--- start Stored rows ---

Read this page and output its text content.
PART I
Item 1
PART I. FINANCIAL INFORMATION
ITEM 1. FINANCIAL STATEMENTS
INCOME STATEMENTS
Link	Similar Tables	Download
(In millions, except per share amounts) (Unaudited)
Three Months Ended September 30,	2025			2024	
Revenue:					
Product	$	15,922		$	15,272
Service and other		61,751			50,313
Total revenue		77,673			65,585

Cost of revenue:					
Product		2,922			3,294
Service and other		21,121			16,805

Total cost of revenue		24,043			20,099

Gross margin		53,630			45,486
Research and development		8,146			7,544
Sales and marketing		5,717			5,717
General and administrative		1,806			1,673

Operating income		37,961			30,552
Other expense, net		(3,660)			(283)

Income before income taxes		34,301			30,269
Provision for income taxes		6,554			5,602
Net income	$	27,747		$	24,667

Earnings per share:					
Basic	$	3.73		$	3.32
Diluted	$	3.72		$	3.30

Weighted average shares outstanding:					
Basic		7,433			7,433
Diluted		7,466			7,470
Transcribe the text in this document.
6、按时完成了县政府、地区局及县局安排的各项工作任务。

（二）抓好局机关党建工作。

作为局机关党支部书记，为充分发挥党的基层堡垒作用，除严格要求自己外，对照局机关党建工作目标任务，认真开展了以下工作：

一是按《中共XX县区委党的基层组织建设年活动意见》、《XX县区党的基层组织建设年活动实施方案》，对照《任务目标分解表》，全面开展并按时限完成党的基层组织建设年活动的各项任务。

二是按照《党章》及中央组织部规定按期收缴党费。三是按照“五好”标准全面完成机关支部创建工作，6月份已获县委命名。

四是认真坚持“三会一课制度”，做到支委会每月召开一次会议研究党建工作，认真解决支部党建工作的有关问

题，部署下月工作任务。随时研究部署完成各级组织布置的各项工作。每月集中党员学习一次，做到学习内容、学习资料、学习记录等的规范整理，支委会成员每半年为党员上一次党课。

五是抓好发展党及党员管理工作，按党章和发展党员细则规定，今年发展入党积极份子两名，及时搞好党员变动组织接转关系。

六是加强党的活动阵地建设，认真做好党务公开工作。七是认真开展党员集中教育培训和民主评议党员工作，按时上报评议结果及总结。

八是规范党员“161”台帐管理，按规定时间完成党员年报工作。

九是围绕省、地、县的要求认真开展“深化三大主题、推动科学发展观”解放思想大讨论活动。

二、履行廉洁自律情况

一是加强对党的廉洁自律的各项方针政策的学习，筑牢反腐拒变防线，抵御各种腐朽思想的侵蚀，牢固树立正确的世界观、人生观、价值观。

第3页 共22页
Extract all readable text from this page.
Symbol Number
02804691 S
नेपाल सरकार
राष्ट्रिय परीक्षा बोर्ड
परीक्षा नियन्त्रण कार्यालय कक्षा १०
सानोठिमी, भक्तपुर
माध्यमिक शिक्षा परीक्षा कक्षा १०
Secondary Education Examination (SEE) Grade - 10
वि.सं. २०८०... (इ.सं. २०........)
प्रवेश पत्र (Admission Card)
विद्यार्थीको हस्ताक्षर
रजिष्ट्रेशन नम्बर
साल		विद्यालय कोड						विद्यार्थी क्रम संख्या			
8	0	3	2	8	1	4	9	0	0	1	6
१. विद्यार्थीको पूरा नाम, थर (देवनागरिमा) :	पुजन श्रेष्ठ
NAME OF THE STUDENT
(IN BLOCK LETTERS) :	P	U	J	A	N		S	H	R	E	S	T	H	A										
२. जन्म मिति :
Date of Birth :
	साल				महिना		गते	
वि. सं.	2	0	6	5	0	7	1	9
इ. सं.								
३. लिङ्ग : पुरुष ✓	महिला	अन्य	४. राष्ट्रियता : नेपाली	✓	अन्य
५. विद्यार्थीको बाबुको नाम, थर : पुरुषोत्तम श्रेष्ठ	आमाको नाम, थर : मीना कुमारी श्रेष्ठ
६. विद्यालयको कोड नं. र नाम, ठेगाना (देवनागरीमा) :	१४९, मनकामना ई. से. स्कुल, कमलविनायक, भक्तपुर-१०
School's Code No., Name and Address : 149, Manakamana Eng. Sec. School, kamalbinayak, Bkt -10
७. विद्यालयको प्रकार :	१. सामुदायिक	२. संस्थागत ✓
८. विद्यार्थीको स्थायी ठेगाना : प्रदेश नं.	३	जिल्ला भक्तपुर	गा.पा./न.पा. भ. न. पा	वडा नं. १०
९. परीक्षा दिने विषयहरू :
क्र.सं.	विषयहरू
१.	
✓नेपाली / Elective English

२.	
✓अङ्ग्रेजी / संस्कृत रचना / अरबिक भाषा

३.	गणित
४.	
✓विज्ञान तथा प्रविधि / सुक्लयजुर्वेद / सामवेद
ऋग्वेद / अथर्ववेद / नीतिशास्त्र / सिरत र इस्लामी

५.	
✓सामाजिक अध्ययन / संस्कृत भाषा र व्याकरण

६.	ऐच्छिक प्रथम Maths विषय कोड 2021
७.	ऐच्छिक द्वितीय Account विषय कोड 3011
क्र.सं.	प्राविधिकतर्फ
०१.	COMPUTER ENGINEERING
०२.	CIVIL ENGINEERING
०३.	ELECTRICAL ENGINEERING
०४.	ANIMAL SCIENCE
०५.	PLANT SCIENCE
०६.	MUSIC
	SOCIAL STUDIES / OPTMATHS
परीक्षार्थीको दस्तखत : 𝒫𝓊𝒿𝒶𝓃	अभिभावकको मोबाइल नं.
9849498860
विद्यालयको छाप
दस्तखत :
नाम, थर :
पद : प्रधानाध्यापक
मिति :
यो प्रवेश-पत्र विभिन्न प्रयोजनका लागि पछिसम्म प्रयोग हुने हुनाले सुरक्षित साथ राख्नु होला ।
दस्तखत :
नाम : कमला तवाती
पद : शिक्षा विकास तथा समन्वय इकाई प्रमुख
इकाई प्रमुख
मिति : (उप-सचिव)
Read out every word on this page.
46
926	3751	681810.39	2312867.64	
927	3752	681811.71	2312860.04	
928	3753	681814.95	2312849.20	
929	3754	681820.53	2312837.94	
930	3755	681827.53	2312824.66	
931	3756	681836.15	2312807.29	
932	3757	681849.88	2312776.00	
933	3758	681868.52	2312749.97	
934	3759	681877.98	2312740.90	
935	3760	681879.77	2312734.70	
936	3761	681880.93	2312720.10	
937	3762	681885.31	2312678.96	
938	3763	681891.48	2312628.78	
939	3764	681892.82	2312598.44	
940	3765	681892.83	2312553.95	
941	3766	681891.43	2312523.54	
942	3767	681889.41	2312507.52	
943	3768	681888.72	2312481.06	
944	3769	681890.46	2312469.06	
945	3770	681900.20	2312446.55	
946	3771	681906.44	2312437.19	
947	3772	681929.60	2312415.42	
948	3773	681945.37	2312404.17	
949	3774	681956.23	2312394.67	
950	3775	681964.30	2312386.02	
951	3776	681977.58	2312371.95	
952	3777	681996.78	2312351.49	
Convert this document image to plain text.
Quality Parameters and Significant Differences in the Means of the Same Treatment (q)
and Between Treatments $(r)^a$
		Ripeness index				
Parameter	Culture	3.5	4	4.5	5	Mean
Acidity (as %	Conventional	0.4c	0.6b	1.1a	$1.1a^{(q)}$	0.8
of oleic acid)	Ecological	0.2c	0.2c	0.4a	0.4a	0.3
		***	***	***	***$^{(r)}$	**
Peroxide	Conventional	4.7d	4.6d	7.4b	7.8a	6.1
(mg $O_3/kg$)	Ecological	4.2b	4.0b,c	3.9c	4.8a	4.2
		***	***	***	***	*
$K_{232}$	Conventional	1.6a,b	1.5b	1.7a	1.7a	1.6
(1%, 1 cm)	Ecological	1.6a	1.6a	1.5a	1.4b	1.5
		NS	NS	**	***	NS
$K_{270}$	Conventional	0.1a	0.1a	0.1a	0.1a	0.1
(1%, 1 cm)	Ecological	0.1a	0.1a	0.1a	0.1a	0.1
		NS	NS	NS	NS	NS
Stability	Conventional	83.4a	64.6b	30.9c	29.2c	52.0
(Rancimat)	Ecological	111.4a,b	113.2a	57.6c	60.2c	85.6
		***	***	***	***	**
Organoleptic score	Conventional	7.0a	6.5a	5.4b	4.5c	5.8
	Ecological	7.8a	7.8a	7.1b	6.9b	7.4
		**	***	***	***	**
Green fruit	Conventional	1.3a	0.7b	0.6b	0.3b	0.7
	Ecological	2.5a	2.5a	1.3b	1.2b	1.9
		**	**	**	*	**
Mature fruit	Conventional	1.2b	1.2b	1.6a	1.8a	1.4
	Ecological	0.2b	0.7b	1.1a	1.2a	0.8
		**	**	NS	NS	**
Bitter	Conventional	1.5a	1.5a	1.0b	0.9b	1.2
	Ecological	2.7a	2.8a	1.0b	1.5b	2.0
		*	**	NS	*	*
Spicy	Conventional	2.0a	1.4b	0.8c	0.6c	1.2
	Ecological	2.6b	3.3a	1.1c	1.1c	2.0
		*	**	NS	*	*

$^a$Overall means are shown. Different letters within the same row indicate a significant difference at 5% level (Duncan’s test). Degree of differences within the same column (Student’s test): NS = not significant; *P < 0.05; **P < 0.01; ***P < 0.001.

--- end Stored rows ---

◆ Your goal ◆
Pull out each line of the entries that contains "Product".

◆ Answer for this exercise ◆
Product	$	15,922		$	15,272
Product		2,922			3,294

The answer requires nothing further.